# [WRITTEN INSTRUCTION]
Copy each line of the records that contains the word "label".

** begin **

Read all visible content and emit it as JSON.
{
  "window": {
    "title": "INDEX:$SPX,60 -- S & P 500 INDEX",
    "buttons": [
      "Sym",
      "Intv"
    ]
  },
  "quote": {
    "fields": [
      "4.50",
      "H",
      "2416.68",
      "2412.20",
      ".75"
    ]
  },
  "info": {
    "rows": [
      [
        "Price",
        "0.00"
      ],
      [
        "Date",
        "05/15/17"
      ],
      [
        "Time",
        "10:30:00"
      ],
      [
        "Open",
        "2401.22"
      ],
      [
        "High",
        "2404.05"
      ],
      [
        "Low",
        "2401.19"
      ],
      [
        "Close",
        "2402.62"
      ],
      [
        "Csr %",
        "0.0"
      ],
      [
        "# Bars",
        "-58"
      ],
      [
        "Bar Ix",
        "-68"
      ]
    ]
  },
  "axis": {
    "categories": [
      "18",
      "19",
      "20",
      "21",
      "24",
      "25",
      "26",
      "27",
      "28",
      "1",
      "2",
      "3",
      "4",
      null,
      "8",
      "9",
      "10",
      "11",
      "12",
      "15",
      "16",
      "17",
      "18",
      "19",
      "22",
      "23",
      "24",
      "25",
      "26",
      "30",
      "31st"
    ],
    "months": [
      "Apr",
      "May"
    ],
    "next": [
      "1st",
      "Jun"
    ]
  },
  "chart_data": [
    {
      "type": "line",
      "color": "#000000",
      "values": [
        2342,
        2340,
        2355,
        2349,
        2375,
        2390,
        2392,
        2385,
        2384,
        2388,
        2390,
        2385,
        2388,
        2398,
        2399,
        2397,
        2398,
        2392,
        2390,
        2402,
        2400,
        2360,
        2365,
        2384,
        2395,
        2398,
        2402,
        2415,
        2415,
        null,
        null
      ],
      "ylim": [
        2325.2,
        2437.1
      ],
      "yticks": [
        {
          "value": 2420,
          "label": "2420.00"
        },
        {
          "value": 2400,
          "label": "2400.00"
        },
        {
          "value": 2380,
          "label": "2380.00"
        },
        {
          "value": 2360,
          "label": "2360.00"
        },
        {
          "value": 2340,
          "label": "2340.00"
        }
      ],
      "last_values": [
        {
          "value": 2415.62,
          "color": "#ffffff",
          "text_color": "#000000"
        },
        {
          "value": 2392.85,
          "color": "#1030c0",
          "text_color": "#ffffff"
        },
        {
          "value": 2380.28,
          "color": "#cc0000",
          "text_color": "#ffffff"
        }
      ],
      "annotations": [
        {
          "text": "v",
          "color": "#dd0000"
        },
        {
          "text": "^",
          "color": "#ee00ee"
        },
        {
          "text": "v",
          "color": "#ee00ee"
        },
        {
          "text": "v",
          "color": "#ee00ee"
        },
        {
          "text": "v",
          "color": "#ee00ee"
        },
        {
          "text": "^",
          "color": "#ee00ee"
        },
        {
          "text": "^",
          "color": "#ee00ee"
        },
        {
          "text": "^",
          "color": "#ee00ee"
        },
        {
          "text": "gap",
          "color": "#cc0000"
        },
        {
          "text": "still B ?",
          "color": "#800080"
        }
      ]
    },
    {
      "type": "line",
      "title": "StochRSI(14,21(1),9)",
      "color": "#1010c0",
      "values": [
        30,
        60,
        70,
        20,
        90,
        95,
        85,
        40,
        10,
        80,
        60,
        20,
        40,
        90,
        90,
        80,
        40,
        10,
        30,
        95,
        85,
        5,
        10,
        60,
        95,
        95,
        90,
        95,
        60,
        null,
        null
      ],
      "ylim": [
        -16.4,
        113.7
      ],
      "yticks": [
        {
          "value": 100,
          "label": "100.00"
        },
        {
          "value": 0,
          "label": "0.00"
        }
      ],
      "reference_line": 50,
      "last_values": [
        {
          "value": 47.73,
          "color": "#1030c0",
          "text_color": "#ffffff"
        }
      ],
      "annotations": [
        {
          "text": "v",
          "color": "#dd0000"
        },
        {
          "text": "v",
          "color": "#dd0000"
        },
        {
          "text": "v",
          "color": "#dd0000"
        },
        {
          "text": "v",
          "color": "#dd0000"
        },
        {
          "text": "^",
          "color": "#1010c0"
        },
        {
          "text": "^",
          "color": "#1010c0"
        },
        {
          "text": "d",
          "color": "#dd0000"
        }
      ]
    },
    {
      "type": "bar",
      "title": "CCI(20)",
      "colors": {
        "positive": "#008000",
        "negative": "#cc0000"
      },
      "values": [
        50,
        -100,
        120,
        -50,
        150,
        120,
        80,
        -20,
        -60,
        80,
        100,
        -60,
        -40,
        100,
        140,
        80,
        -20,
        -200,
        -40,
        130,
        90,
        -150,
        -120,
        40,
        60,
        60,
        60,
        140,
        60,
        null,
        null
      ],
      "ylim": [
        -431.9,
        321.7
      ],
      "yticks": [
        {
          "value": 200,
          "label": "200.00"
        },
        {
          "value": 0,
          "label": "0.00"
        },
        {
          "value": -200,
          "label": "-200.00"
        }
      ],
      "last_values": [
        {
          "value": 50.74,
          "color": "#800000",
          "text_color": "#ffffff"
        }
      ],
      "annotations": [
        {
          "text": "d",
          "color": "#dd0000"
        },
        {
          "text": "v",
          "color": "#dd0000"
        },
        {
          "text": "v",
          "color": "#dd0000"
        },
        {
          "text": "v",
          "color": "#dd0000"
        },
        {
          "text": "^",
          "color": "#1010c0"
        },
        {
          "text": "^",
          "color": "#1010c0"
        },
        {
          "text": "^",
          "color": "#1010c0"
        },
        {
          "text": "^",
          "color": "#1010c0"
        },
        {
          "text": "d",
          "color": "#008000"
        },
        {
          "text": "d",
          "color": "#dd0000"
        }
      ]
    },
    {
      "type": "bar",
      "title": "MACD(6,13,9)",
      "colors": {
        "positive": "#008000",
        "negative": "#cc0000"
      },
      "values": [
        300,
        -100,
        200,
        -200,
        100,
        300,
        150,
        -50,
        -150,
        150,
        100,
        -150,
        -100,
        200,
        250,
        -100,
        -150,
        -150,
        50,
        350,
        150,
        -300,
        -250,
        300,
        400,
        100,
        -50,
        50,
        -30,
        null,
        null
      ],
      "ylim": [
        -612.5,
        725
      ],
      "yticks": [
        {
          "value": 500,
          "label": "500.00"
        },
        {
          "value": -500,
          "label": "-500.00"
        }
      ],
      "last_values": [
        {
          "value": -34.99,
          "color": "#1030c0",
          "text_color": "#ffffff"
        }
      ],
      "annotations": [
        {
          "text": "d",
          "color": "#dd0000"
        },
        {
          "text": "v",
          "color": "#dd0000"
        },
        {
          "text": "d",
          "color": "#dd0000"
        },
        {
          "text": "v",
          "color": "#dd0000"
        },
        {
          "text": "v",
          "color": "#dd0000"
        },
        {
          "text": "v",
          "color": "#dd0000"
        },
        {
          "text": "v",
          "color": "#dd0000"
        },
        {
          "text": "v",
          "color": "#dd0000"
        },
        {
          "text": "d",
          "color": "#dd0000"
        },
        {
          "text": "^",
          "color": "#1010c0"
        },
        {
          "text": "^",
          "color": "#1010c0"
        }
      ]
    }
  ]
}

** end **

# [EXERCISE SOLUTION]
          "label": "2420.00"
          "label": "2400.00"
          "label": "2380.00"
          "label": "2360.00"
          "label": "2340.00"
          "label": "100.00"
          "label": "0.00"
          "label": "200.00"
          "label": "0.00"
          "label": "-200.00"
          "label": "500.00"
          "label": "-500.00"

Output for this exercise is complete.